- **GIVEN EXERCISE**: Scan the material below for the string "icon", and copy every line where it shows up.

Extracted data entries
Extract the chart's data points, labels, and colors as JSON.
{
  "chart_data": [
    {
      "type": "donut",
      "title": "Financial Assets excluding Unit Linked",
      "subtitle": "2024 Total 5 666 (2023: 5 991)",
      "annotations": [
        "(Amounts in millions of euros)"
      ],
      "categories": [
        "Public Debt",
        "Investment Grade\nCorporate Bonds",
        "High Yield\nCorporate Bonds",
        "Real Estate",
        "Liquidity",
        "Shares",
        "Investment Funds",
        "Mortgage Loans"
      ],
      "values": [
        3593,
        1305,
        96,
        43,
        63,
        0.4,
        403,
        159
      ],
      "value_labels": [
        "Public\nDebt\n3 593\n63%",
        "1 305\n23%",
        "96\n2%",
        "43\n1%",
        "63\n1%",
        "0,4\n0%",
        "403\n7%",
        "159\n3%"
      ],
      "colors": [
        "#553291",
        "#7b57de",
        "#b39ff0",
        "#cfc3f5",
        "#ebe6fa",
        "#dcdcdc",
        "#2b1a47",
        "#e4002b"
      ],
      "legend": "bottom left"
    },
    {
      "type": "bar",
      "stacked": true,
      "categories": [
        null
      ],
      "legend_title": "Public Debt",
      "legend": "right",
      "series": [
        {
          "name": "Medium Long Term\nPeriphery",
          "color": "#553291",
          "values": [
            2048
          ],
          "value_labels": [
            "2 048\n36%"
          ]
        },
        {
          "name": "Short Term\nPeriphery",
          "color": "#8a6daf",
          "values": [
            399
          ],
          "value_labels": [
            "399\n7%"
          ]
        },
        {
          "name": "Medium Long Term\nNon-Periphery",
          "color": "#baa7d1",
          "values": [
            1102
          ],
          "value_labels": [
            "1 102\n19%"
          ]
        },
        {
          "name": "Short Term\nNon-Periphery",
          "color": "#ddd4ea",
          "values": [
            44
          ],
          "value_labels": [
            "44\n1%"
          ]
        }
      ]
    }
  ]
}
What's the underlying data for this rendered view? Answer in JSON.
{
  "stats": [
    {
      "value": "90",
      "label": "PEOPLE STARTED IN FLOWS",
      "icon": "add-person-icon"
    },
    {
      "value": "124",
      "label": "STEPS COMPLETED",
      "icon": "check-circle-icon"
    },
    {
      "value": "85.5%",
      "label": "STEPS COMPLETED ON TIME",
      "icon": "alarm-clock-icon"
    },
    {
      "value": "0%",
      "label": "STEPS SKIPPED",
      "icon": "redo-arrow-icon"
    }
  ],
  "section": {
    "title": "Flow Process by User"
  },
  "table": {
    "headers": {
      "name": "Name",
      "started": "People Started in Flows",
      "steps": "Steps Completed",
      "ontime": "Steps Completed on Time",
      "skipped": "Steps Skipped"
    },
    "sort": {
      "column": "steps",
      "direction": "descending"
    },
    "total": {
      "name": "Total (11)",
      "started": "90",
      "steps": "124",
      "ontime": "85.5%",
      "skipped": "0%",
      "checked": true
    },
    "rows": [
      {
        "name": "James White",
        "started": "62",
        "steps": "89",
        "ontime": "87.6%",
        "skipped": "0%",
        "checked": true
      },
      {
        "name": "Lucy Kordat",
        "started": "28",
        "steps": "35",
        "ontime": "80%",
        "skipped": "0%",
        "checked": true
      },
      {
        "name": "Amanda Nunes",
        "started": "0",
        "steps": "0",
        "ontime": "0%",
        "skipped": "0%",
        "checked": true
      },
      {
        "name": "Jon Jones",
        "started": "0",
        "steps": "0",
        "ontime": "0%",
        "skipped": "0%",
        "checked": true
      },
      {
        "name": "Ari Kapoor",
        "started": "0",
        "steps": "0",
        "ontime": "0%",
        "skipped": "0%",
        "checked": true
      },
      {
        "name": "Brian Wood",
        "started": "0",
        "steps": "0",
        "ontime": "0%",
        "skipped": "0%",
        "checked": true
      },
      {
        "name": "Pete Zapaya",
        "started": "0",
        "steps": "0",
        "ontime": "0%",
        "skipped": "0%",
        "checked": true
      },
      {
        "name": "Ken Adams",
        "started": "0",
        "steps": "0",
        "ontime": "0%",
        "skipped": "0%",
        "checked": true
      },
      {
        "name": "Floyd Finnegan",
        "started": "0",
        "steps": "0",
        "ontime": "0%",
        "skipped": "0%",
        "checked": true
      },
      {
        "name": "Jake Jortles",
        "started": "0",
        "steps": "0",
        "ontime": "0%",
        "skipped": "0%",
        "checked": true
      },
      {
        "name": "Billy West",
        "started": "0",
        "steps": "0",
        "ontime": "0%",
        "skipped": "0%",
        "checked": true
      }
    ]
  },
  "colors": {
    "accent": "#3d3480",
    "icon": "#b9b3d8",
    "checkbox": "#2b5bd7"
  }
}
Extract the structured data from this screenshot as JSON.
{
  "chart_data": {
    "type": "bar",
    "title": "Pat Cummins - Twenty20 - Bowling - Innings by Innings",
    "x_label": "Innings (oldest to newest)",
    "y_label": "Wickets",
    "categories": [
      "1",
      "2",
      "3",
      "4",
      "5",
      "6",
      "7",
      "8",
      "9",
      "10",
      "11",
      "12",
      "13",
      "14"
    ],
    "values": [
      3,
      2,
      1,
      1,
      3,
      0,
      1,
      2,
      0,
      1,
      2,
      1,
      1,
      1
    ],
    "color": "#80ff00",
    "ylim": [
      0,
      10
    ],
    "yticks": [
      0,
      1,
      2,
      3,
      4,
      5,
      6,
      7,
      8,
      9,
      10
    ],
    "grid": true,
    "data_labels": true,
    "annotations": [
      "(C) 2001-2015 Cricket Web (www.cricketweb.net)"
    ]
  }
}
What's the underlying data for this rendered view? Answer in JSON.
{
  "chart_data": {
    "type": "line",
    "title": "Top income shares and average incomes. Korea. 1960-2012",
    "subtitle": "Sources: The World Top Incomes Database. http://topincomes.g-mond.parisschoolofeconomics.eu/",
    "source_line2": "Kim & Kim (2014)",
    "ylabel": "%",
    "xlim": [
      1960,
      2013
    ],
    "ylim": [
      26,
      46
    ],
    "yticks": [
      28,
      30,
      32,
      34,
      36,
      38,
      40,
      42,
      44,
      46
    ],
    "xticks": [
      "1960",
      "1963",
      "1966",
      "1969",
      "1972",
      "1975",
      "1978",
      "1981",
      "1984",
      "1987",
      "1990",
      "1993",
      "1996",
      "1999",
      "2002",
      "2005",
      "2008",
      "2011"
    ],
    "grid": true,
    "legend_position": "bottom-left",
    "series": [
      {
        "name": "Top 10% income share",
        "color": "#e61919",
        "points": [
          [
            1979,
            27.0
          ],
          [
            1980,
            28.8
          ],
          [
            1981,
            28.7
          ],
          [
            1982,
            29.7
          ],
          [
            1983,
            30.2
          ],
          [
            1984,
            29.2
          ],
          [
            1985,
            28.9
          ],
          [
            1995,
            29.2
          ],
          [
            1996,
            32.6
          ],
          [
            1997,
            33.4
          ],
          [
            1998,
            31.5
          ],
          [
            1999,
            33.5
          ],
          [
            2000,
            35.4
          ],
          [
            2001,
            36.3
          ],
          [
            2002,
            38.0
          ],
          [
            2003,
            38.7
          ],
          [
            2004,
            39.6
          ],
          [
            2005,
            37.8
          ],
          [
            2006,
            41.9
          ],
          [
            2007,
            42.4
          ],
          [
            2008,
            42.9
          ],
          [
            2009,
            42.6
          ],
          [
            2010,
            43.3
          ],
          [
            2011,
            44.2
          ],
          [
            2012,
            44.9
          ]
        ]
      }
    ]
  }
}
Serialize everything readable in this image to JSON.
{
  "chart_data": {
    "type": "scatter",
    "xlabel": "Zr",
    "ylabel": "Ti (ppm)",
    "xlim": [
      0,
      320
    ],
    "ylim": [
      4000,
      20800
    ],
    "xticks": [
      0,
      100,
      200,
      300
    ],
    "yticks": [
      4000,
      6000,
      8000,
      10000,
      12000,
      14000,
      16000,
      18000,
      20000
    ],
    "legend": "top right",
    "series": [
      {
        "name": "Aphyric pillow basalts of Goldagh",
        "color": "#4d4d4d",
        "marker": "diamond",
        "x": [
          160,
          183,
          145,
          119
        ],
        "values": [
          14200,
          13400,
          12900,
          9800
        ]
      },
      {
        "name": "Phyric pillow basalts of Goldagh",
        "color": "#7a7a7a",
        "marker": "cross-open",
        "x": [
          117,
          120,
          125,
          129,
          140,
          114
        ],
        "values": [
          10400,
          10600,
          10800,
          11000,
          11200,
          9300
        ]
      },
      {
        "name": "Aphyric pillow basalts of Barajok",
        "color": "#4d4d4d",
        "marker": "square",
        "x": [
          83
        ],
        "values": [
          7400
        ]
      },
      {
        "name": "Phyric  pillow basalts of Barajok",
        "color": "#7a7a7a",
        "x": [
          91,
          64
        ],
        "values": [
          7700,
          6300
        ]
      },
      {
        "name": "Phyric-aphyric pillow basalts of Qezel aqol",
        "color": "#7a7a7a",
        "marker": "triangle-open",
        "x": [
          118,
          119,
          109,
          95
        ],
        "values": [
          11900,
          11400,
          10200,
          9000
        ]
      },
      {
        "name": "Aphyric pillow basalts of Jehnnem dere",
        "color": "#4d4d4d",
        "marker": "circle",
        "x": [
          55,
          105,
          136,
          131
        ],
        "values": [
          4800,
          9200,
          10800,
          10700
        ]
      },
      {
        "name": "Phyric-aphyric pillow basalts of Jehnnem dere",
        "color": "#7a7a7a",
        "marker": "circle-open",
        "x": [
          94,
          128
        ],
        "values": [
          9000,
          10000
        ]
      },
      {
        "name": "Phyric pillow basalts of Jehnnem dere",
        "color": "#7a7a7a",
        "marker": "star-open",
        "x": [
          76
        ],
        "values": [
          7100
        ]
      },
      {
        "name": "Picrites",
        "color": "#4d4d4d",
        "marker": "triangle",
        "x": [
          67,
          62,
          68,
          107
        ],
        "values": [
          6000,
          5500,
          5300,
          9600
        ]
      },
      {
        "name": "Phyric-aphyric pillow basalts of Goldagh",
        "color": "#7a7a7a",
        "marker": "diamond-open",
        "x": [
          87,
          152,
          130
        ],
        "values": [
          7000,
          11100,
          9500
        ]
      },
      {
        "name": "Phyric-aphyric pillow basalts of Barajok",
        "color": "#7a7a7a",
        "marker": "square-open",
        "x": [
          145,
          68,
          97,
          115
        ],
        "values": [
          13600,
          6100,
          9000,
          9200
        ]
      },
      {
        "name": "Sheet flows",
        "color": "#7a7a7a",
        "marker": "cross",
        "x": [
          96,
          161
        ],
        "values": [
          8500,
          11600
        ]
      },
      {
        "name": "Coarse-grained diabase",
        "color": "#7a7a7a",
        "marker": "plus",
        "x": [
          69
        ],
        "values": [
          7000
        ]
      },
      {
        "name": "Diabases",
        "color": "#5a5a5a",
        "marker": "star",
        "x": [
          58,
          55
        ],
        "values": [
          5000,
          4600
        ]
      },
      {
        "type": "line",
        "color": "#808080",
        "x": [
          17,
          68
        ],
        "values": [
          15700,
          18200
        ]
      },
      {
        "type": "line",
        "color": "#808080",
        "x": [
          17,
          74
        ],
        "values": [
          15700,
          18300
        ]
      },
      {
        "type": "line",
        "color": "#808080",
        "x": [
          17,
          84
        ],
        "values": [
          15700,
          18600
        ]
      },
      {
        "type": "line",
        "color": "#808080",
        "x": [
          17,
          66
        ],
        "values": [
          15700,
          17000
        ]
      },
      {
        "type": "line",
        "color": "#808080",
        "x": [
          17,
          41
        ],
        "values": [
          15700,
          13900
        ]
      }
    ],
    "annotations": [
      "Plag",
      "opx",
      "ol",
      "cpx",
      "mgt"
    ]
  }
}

- **FINAL RESULT**:
      "icon": "add-person-icon"
      "icon": "check-circle-icon"
      "icon": "alarm-clock-icon"
      "icon": "redo-arrow-icon"
    "icon": "#b9b3d8",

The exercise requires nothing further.